Directive =>
Output only the count of lines that contain "Subnet".

(Stored items)
-*-
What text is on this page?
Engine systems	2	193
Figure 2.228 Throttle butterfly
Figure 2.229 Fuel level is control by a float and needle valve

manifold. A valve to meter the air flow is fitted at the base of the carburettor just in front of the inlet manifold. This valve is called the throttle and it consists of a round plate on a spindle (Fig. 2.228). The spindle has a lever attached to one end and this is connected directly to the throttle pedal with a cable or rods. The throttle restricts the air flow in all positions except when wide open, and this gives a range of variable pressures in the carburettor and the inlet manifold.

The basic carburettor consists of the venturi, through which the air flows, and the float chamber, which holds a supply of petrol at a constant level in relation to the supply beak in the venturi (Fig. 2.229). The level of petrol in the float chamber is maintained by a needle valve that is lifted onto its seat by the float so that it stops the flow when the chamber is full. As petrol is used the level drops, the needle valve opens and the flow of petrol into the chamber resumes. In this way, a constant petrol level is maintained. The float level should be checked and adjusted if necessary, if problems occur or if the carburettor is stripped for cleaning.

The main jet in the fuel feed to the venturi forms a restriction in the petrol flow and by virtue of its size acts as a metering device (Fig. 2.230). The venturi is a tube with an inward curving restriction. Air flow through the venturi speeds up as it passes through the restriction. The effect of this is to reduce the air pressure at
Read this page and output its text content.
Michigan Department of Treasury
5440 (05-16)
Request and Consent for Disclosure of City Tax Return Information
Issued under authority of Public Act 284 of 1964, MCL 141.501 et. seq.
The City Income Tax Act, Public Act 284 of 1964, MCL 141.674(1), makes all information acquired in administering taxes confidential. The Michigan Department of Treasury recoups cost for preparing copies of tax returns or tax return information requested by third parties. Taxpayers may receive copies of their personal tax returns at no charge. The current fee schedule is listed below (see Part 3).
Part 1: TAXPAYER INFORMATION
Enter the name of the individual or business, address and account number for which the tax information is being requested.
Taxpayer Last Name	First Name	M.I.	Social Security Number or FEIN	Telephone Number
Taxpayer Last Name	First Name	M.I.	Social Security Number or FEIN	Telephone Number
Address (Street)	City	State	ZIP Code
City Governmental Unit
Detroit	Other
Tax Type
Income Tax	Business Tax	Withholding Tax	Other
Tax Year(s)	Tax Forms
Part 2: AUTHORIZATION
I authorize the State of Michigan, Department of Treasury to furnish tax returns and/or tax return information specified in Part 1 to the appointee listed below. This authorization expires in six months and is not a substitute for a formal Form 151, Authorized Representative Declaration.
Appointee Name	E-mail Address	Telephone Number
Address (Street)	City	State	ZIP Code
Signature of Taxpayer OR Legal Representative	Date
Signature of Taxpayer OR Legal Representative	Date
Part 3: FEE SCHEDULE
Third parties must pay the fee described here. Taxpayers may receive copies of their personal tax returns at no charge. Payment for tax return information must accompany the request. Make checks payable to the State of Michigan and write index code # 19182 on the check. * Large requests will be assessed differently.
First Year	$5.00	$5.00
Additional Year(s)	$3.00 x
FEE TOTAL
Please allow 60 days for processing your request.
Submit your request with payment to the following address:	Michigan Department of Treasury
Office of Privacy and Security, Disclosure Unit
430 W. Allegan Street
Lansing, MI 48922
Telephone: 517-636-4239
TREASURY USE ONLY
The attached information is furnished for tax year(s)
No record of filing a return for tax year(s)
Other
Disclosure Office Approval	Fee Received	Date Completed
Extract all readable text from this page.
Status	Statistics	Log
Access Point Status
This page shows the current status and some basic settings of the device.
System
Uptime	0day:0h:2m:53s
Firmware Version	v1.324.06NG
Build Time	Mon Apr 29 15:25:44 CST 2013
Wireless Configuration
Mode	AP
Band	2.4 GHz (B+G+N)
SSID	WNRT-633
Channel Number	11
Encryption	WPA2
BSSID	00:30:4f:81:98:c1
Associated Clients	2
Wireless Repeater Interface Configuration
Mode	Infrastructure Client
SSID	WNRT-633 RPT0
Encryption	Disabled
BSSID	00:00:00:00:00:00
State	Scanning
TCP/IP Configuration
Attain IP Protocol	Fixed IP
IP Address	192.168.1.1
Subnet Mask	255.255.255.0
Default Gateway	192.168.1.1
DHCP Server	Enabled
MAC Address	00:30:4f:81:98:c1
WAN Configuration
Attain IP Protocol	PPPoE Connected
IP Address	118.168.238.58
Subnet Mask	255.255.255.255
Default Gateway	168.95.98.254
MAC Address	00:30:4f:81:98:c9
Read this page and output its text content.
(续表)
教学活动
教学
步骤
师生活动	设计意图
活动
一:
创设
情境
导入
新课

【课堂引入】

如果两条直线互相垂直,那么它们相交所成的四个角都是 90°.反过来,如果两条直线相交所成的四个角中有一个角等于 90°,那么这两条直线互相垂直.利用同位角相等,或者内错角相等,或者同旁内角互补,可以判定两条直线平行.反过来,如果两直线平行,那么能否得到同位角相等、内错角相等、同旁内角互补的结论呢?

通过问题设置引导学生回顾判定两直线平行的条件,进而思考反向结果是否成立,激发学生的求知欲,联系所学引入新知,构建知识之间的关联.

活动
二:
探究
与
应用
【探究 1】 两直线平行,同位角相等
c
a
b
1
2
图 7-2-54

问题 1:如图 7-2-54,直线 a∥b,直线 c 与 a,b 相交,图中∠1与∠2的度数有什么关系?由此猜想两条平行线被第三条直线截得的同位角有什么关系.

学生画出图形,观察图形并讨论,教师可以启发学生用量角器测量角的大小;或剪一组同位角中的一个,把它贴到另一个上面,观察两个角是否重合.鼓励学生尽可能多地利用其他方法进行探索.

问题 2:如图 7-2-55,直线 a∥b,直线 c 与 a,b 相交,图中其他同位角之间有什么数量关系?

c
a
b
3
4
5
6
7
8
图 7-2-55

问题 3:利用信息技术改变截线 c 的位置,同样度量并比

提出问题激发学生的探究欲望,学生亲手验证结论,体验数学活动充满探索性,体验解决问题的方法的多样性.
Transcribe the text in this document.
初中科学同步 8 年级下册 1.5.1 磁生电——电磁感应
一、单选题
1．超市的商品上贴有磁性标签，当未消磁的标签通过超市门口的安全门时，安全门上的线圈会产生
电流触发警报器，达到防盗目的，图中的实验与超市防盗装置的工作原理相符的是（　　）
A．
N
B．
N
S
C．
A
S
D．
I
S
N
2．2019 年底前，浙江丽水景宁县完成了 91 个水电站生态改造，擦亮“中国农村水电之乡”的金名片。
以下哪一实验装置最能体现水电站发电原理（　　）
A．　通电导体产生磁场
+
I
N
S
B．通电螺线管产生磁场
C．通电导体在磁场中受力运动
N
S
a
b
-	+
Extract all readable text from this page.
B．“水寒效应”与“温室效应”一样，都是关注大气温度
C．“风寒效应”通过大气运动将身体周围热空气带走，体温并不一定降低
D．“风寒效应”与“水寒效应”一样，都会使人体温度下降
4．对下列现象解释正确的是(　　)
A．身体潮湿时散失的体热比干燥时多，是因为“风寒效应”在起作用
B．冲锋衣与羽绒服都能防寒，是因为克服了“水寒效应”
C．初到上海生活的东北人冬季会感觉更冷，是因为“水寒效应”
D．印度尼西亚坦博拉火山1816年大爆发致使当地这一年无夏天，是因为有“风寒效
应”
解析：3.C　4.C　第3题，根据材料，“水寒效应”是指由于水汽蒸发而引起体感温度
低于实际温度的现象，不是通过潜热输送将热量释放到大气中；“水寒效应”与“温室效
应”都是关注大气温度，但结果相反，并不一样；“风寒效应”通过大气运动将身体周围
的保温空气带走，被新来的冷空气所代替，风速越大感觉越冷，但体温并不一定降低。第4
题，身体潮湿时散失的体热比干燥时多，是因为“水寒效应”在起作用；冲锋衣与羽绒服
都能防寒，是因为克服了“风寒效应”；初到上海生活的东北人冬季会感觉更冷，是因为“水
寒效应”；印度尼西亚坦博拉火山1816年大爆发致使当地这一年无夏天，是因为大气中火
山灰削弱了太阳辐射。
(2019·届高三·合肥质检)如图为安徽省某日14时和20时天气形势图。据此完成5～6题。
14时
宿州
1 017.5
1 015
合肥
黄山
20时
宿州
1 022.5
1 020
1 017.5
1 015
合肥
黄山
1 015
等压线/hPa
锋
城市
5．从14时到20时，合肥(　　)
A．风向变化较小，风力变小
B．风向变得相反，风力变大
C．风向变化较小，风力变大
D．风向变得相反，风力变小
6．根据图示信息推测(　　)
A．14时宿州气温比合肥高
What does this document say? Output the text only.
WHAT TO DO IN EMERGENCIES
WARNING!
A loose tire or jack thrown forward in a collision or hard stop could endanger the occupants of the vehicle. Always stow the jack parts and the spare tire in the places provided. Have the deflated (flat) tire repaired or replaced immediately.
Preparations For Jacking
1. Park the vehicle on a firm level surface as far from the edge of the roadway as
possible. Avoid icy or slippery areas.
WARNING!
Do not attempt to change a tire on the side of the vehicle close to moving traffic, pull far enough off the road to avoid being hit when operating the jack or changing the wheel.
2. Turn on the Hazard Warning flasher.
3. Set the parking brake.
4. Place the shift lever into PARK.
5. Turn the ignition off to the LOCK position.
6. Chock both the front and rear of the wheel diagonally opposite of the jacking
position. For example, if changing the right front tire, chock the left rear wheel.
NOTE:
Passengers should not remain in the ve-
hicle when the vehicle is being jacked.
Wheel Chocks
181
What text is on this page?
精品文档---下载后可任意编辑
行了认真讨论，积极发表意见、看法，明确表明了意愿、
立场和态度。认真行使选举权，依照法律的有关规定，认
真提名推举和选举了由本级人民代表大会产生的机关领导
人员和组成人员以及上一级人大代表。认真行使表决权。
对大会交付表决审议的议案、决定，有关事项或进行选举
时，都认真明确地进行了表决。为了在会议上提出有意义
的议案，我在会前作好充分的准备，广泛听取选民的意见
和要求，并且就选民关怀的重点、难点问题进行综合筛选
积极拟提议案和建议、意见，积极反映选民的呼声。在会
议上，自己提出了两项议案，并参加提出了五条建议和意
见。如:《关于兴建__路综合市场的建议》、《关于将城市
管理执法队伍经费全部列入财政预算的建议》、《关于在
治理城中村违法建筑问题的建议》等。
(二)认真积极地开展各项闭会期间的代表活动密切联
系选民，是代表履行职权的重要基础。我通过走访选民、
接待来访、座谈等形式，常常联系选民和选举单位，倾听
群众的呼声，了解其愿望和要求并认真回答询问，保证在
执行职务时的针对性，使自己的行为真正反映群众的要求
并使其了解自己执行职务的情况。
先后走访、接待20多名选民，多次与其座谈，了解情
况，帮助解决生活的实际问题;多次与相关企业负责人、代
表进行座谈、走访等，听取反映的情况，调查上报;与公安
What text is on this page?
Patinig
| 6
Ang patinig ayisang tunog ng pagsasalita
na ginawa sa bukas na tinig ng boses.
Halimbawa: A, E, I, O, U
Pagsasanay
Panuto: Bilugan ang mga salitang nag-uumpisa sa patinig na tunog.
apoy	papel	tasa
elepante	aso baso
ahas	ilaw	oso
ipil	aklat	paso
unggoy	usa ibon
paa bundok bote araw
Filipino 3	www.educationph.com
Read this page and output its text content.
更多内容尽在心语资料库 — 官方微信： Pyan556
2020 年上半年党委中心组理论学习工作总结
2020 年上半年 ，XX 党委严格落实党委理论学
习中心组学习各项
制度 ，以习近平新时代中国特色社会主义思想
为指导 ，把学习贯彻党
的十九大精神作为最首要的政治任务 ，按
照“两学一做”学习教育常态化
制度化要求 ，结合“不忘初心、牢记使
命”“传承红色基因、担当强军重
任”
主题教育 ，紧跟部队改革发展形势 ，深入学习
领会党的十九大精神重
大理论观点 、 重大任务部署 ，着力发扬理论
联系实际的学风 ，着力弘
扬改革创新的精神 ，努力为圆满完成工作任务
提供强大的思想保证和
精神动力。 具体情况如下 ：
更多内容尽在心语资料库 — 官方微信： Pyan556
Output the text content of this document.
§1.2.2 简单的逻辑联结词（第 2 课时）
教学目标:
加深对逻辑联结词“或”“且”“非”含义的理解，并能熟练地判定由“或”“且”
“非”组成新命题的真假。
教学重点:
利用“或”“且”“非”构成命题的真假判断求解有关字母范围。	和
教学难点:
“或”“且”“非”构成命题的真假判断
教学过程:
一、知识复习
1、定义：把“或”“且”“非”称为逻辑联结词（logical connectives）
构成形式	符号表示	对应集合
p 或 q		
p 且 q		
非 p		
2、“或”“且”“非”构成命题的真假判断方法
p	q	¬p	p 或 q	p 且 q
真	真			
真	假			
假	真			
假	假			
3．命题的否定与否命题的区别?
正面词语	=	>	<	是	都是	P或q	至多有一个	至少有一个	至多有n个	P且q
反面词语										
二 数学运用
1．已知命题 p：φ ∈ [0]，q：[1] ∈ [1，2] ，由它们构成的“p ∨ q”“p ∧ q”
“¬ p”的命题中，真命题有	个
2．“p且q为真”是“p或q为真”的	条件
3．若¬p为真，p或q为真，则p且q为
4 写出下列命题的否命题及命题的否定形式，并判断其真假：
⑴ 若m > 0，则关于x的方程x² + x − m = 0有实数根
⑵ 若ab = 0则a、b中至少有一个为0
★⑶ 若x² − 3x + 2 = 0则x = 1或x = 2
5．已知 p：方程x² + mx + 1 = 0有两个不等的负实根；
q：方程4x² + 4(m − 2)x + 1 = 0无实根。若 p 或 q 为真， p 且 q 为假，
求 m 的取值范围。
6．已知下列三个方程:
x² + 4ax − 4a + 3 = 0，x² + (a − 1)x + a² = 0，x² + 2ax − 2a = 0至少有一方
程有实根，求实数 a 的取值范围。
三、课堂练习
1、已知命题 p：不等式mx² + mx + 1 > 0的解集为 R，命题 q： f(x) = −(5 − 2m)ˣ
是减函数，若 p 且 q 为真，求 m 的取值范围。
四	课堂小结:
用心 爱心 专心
-*-
Output of the exercise =>
2